• [Data]:
↓

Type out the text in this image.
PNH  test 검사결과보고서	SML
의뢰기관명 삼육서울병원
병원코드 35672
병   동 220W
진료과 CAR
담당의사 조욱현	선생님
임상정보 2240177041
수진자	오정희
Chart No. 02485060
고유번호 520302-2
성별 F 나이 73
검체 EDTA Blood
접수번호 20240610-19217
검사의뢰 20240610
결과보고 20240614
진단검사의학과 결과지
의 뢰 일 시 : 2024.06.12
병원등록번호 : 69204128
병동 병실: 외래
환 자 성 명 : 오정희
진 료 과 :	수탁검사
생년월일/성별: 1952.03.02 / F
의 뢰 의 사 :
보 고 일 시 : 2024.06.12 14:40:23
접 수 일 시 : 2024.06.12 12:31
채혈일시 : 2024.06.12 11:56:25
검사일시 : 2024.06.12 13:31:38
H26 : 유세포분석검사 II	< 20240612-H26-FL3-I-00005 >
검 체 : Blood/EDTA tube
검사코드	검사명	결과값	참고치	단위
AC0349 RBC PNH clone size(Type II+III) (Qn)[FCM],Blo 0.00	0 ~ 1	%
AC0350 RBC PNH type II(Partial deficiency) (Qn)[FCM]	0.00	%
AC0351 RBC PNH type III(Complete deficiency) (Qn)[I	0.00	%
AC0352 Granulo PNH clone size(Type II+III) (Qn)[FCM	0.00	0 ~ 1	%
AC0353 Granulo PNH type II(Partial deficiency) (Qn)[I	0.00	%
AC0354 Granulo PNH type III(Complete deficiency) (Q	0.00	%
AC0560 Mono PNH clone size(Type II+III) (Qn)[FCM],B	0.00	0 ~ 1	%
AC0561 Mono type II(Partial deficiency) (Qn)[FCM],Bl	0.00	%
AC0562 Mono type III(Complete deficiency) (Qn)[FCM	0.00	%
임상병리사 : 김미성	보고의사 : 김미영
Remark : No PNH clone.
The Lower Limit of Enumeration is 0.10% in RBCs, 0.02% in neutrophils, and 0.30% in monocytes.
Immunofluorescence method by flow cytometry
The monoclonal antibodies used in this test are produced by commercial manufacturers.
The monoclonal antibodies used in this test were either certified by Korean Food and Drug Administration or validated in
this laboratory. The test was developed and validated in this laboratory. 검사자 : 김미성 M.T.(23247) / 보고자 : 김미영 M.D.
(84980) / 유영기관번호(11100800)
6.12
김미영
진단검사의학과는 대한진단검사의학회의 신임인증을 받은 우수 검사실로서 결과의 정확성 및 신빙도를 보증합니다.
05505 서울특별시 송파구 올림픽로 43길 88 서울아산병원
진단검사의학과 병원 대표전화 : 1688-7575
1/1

↑

• [Exercise]: Every line above must be repeated exactly as it appears.

• [Written reply]:
Type out the text in this image.
PNH  test 검사결과보고서	SML
의뢰기관명 삼육서울병원
병원코드 35672
병   동 220W
진료과 CAR
담당의사 조욱현	선생님
임상정보 2240177041
수진자	오정희
Chart No. 02485060
고유번호 520302-2
성별 F 나이 73
검체 EDTA Blood
접수번호 20240610-19217
검사의뢰 20240610
결과보고 20240614
진단검사의학과 결과지
의 뢰 일 시 : 2024.06.12
병원등록번호 : 69204128
병동 병실: 외래
환 자 성 명 : 오정희
진 료 과 :	수탁검사
생년월일/성별: 1952.03.02 / F
의 뢰 의 사 :
보 고 일 시 : 2024.06.12 14:40:23
접 수 일 시 : 2024.06.12 12:31
채혈일시 : 2024.06.12 11:56:25
검사일시 : 2024.06.12 13:31:38
H26 : 유세포분석검사 II	< 20240612-H26-FL3-I-00005 >
검 체 : Blood/EDTA tube
검사코드	검사명	결과값	참고치	단위
AC0349 RBC PNH clone size(Type II+III) (Qn)[FCM],Blo 0.00	0 ~ 1	%
AC0350 RBC PNH type II(Partial deficiency) (Qn)[FCM]	0.00	%
AC0351 RBC PNH type III(Complete deficiency) (Qn)[I	0.00	%
AC0352 Granulo PNH clone size(Type II+III) (Qn)[FCM	0.00	0 ~ 1	%
AC0353 Granulo PNH type II(Partial deficiency) (Qn)[I	0.00	%
AC0354 Granulo PNH type III(Complete deficiency) (Q	0.00	%
AC0560 Mono PNH clone size(Type II+III) (Qn)[FCM],B	0.00	0 ~ 1	%
AC0561 Mono type II(Partial deficiency) (Qn)[FCM],Bl	0.00	%
AC0562 Mono type III(Complete deficiency) (Qn)[FCM	0.00	%
임상병리사 : 김미성	보고의사 : 김미영
Remark : No PNH clone.
The Lower Limit of Enumeration is 0.10% in RBCs, 0.02% in neutrophils, and 0.30% in monocytes.
Immunofluorescence method by flow cytometry
The monoclonal antibodies used in this test are produced by commercial manufacturers.
The monoclonal antibodies used in this test were either certified by Korean Food and Drug Administration or validated in
this laboratory. The test was developed and validated in this laboratory. 검사자 : 김미성 M.T.(23247) / 보고자 : 김미영 M.D.
(84980) / 유영기관번호(11100800)
6.12
김미영
진단검사의학과는 대한진단검사의학회의 신임인증을 받은 우수 검사실로서 결과의 정확성 및 신빙도를 보증합니다.
05505 서울특별시 송파구 올림픽로 43길 88 서울아산병원
진단검사의학과 병원 대표전화 : 1688-7575
1/1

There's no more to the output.